Exactly transcribe the span of lines from the one containing "OCR this image." through the final line of the entries, inclusive, and nothing outside it. Exclude the pictures.
::::::::::
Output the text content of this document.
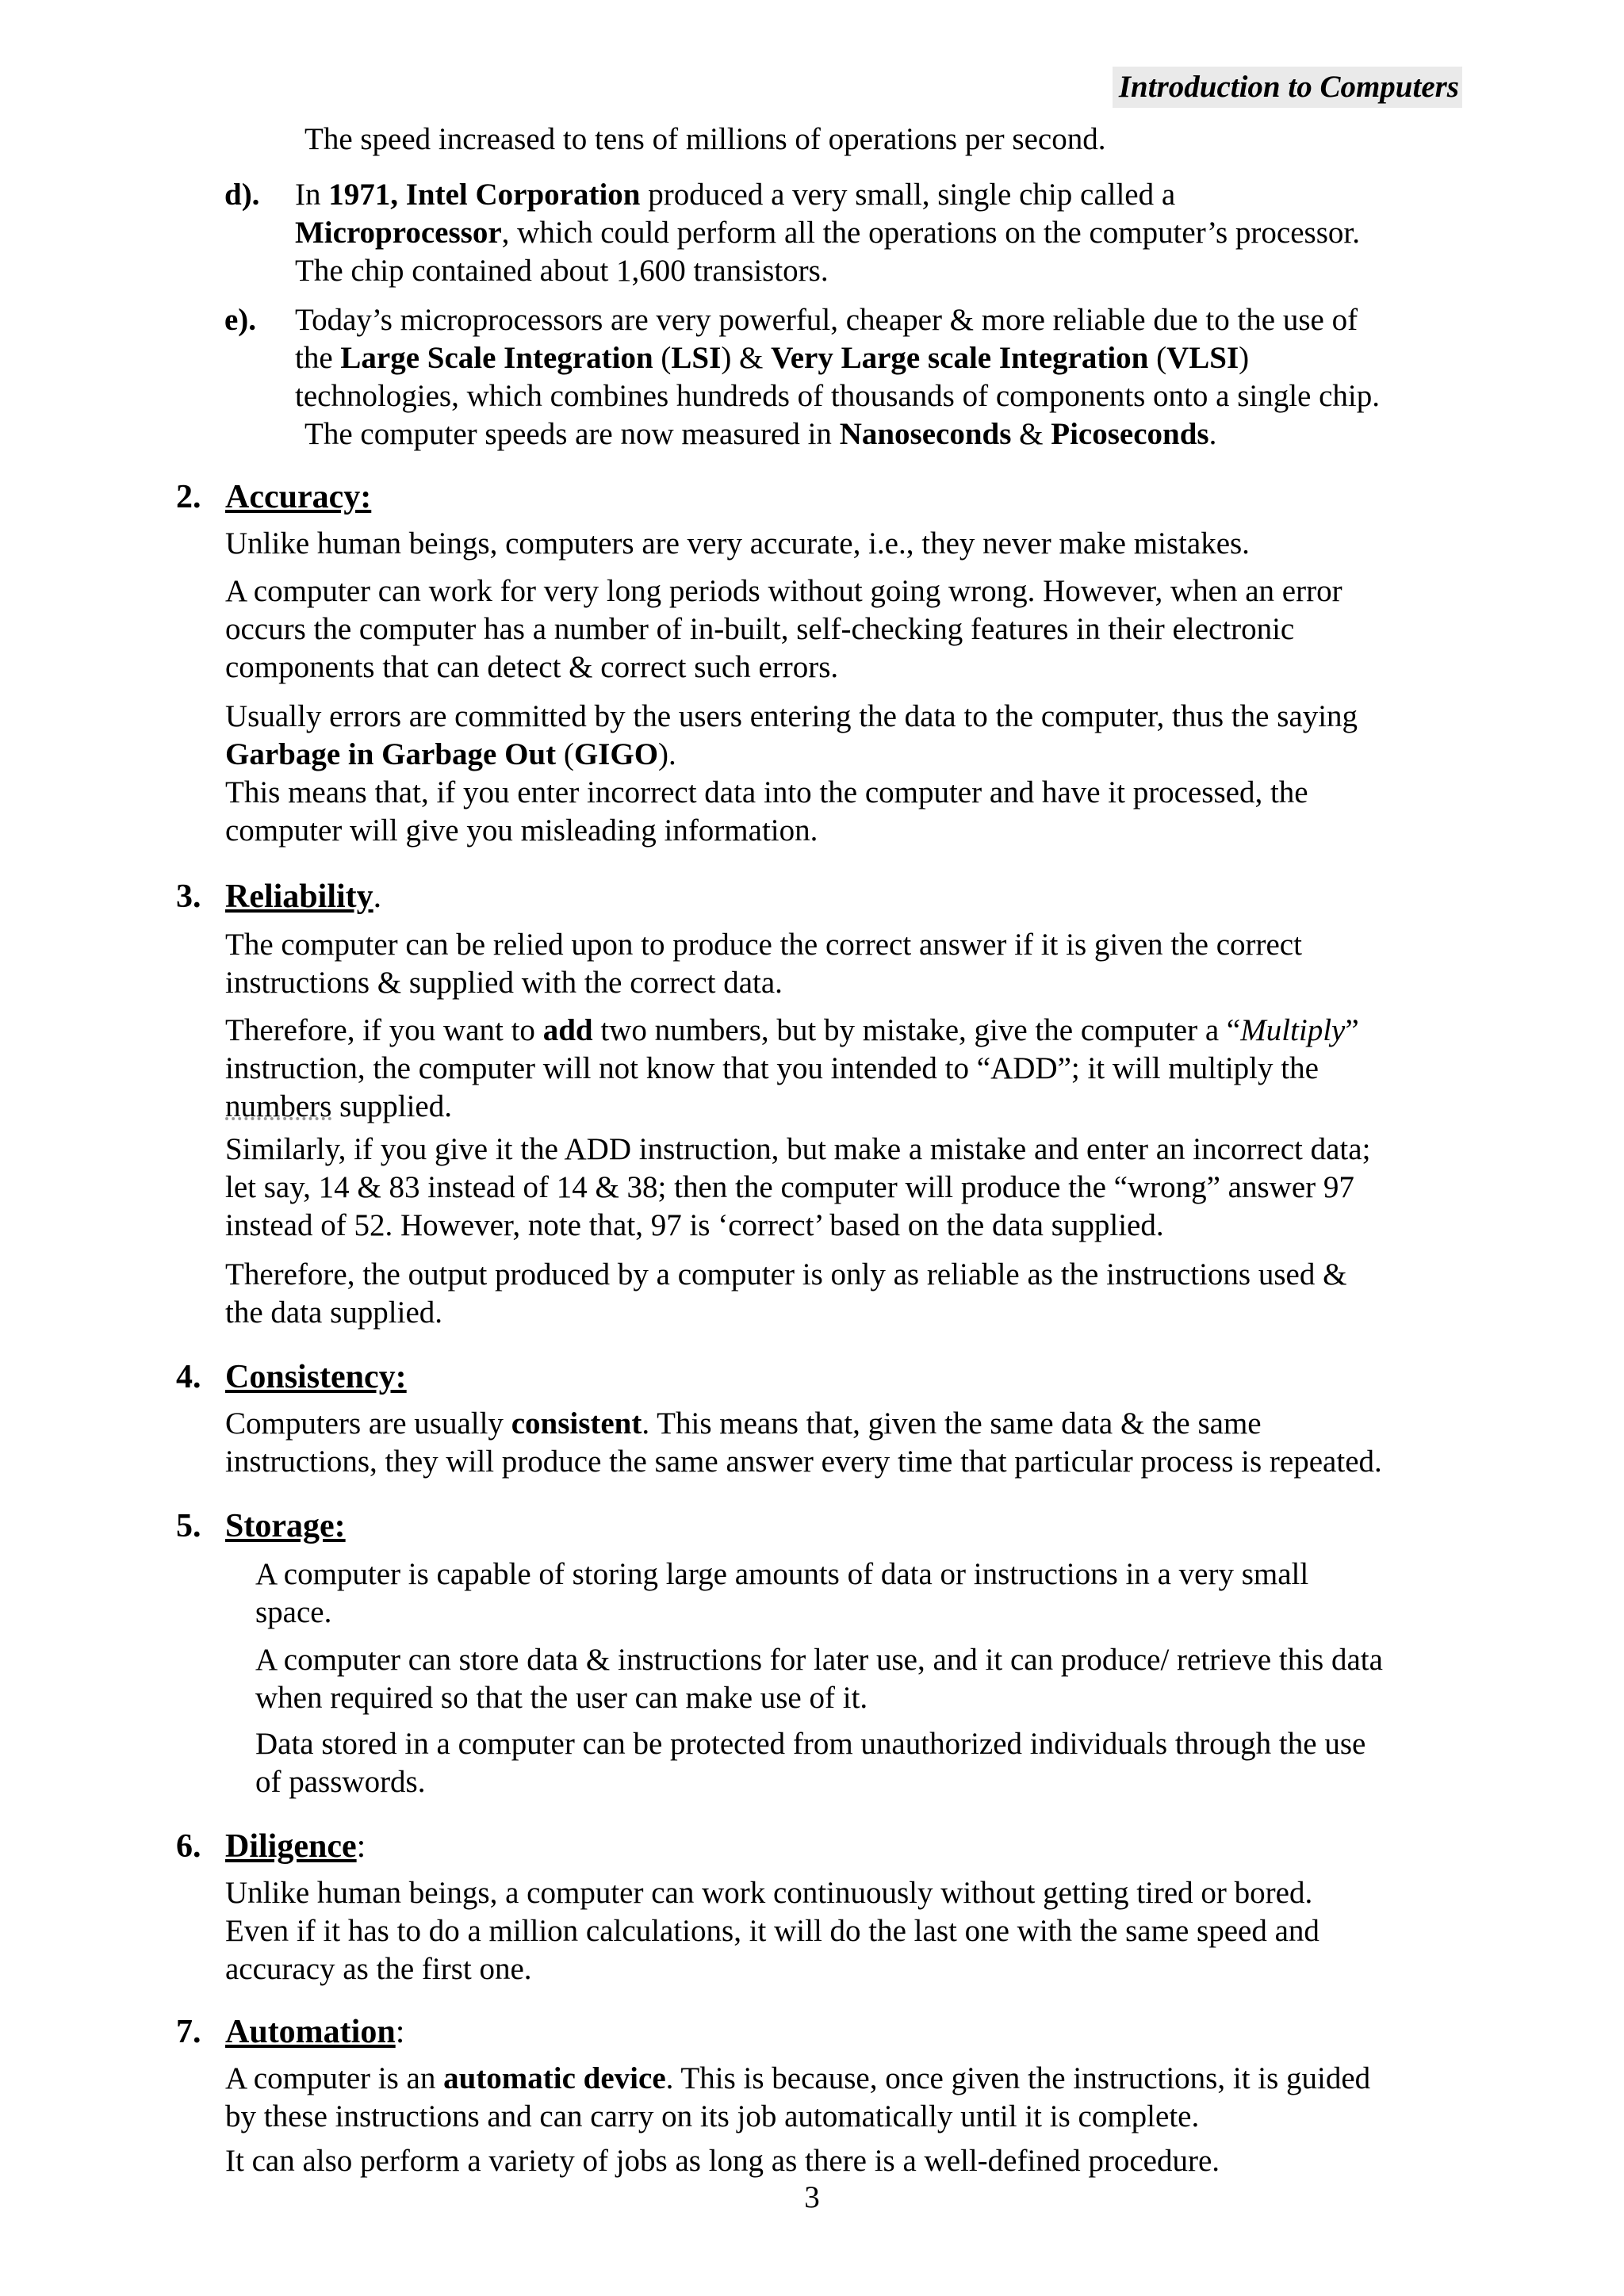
Introduction to Computers

The speed increased to tens of millions of operations per second.

d). In 1971, Intel Corporation produced a very small, single chip called a

Microprocessor, which could perform all the operations on the computer’s processor.

The chip contained about 1,600 transistors.

e). Today’s microprocessors are very powerful, cheaper & more reliable due to the use of

the Large Scale Integration (LSI) & Very Large scale Integration (VLSI)

technologies, which combines hundreds of thousands of components onto a single chip.

The computer speeds are now measured in Nanoseconds & Picoseconds.

2. Accuracy:

Unlike human beings, computers are very accurate, i.e., they never make mistakes.

A computer can work for very long periods without going wrong. However, when an error

occurs the computer has a number of in-built, self-checking features in their electronic

components that can detect & correct such errors.

Usually errors are committed by the users entering the data to the computer, thus the saying

Garbage in Garbage Out (GIGO).

This means that, if you enter incorrect data into the computer and have it processed, the

computer will give you misleading information.

3. Reliability.

The computer can be relied upon to produce the correct answer if it is given the correct

instructions & supplied with the correct data.

Therefore, if you want to add two numbers, but by mistake, give the computer a “Multiply”

instruction, the computer will not know that you intended to “ADD”; it will multiply the

numbers supplied.

Similarly, if you give it the ADD instruction, but make a mistake and enter an incorrect data;

let say, 14 & 83 instead of 14 & 38; then the computer will produce the “wrong” answer 97

instead of 52. However, note that, 97 is ‘correct’ based on the data supplied.

Therefore, the output produced by a computer is only as reliable as the instructions used &

the data supplied.

4. Consistency:

Computers are usually consistent. This means that, given the same data & the same

instructions, they will produce the same answer every time that particular process is repeated.

5. Storage:

A computer is capable of storing large amounts of data or instructions in a very small

space.

A computer can store data & instructions for later use, and it can produce/ retrieve this data

when required so that the user can make use of it.

Data stored in a computer can be protected from unauthorized individuals through the use

of passwords.

6. Diligence:

Unlike human beings, a computer can work continuously without getting tired or bored.

Even if it has to do a million calculations, it will do the last one with the same speed and

accuracy as the first one.

7. Automation:

A computer is an automatic device. This is because, once given the instructions, it is guided

by these instructions and can carry on its job automatically until it is complete.

It can also perform a variety of jobs as long as there is a well-defined procedure.

3
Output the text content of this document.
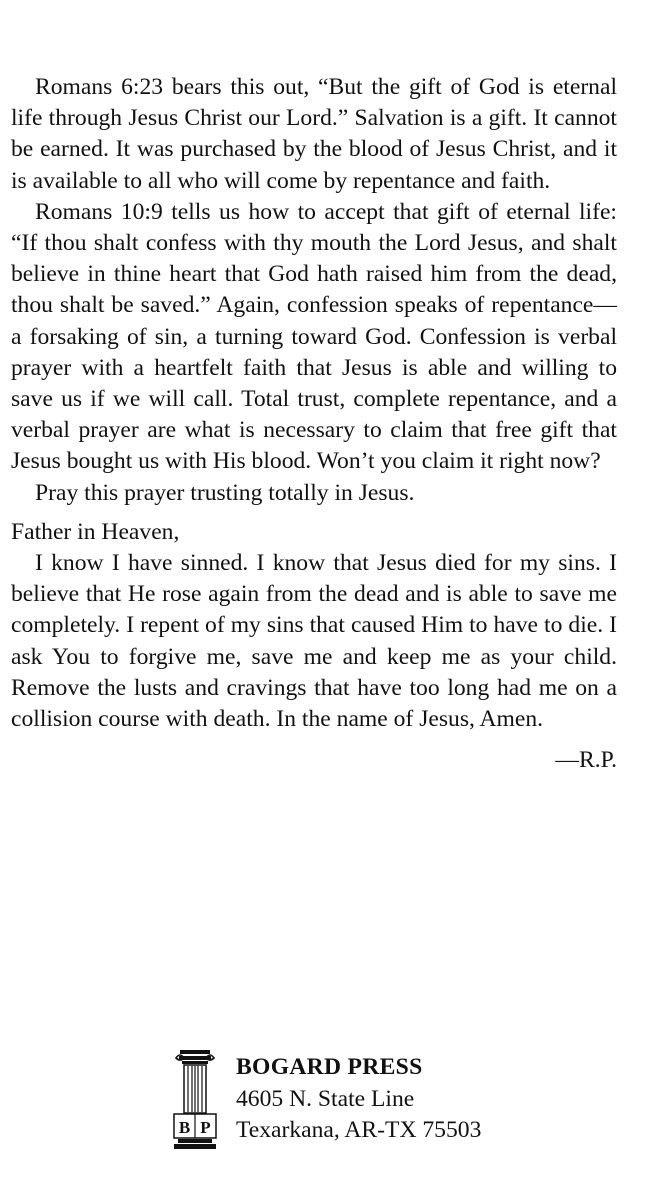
Romans 6:23 bears this out, “But the gift of God is eternal life through Jesus Christ our Lord.” Salvation is a gift. It cannot be earned. It was purchased by the blood of Jesus Christ, and it is available to all who will come by repentance and faith.

Romans 10:9 tells us how to accept that gift of eternal life: “If thou shalt confess with thy mouth the Lord Jesus, and shalt believe in thine heart that God hath raised him from the dead, thou shalt be saved.” Again, confession speaks of repentance—a forsaking of sin, a turning toward God. Confession is verbal prayer with a heartfelt faith that Jesus is able and willing to save us if we will call. Total trust, complete repentance, and a verbal prayer are what is necessary to claim that free gift that Jesus bought us with His blood. Won’t you claim it right now?

Pray this prayer trusting totally in Jesus.

Father in Heaven,

I know I have sinned. I know that Jesus died for my sins. I believe that He rose again from the dead and is able to save me completely. I repent of my sins that caused Him to have to die. I ask You to forgive me, save me and keep me as your child. Remove the lusts and cravings that have too long had me on a collision course with death. In the name of Jesus, Amen.

—R.P.

B P
BOGARD PRESS
4605 N. State Line
Texarkana, AR-TX 75503
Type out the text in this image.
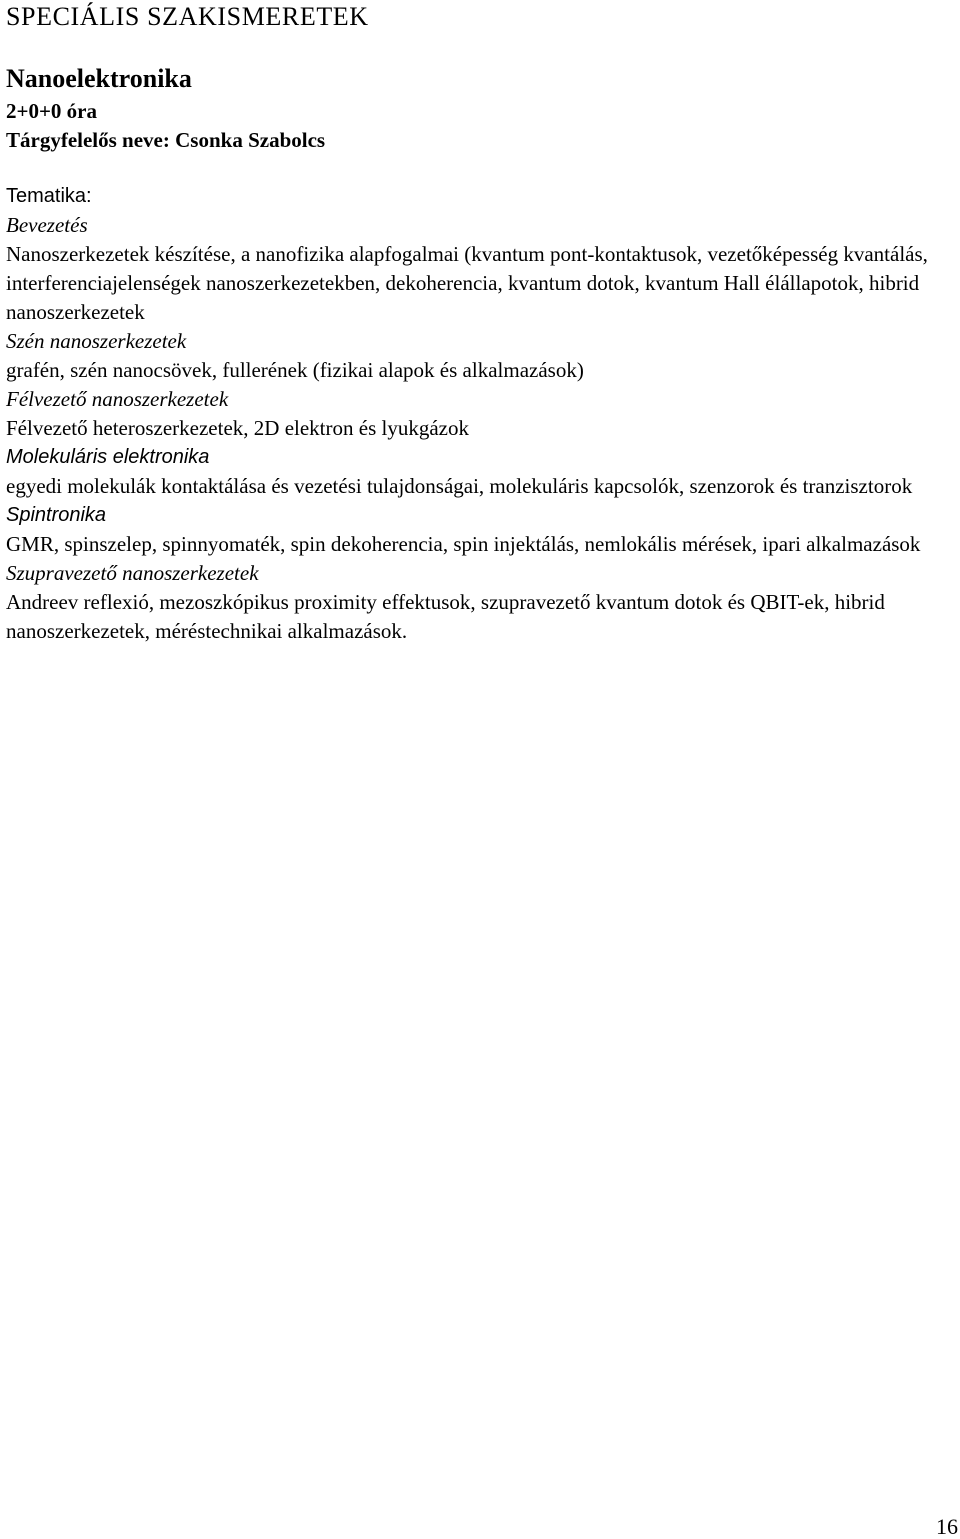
SPECIÁLIS SZAKISMERETEK
Nanoelektronika
2+0+0 óra
Tárgyfelelős neve: Csonka Szabolcs
Tematika:
Bevezetés

Nanoszerkezetek készítése, a nanofizika alapfogalmai (kvantum pont-kontaktusok, vezetőképesség kvantálás, interferenciajelenségek nanoszerkezetekben, dekoherencia, kvantum dotok, kvantum Hall élállapotok, hibrid nanoszerkezetek

Szén nanoszerkezetek

grafén, szén nanocsövek, fullerének (fizikai alapok és alkalmazások)

Félvezető nanoszerkezetek

Félvezető heteroszerkezetek, 2D elektron és lyukgázok

Molekuláris elektronika

egyedi molekulák kontaktálása és vezetési tulajdonságai, molekuláris kapcsolók, szenzorok és tranzisztorok

Spintronika

GMR, spinszelep, spinnyomaték, spin dekoherencia, spin injektálás, nemlokális mérések, ipari alkalmazások

Szupravezető nanoszerkezetek

Andreev reflexió, mezoszkópikus proximity effektusok, szupravezető kvantum dotok és QBIT-ek, hibrid nanoszerkezetek, méréstechnikai alkalmazások.

16
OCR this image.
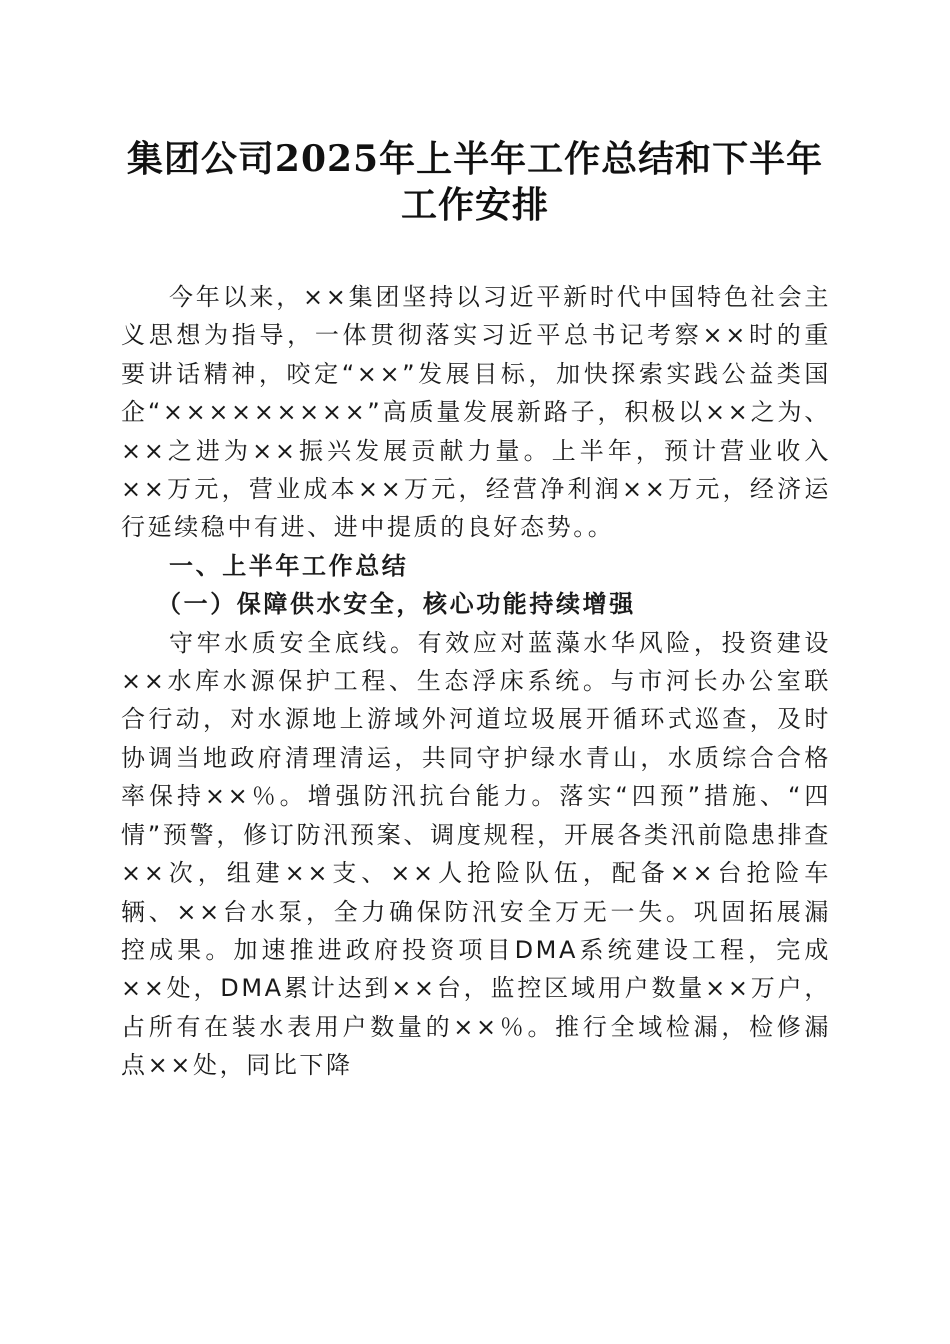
集团公司2025年上半年工作总结和下半年工作安排

今年以来，××集团坚持以习近平新时代中国特色社会主义思想为指导，一体贯彻落实习近平总书记考察××时的重要讲话精神，咬定“××”发展目标，加快探索实践公益类国企“×××××××××”高质量发展新路子，积极以××之为、××之进为××振兴发展贡献力量。上半年，预计营业收入××万元，营业成本××万元，经营净利润××万元，经济运行延续稳中有进、进中提质的良好态势。。

一、上半年工作总结
（一）保障供水安全，核心功能持续增强

守牢水质安全底线。有效应对蓝藻水华风险，投资建设××水库水源保护工程、生态浮床系统。与市河长办公室联合行动，对水源地上游域外河道垃圾展开循环式巡查，及时协调当地政府清理清运，共同守护绿水青山，水质综合合格率保持××％。增强防汛抗台能力。落实“四预”措施、“四情”预警，修订防汛预案、调度规程，开展各类汛前隐患排查××次，组建××支、××人抢险队伍，配备××台抢险车辆、××台水泵，全力确保防汛安全万无一失。巩固拓展漏控成果。加速推进政府投资项目DMA系统建设工程，完成××处，DMA累计达到××台，监控区域用户数量××万户，占所有在装水表用户数量的××％。推行全域检漏，检修漏点××处，同比下降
::::::::::
Solved exercise:
OCR this image.
集团公司2025年上半年工作总结和下半年工作安排

今年以来，××集团坚持以习近平新时代中国特色社会主义思想为指导，一体贯彻落实习近平总书记考察××时的重要讲话精神，咬定“××”发展目标，加快探索实践公益类国企“×××××××××”高质量发展新路子，积极以××之为、××之进为××振兴发展贡献力量。上半年，预计营业收入××万元，营业成本××万元，经营净利润××万元，经济运行延续稳中有进、进中提质的良好态势。。

一、上半年工作总结
（一）保障供水安全，核心功能持续增强

守牢水质安全底线。有效应对蓝藻水华风险，投资建设××水库水源保护工程、生态浮床系统。与市河长办公室联合行动，对水源地上游域外河道垃圾展开循环式巡查，及时协调当地政府清理清运，共同守护绿水青山，水质综合合格率保持××％。增强防汛抗台能力。落实“四预”措施、“四情”预警，修订防汛预案、调度规程，开展各类汛前隐患排查××次，组建××支、××人抢险队伍，配备××台抢险车辆、××台水泵，全力确保防汛安全万无一失。巩固拓展漏控成果。加速推进政府投资项目DMA系统建设工程，完成××处，DMA累计达到××台，监控区域用户数量××万户，占所有在装水表用户数量的××％。推行全域检漏，检修漏点××处，同比下降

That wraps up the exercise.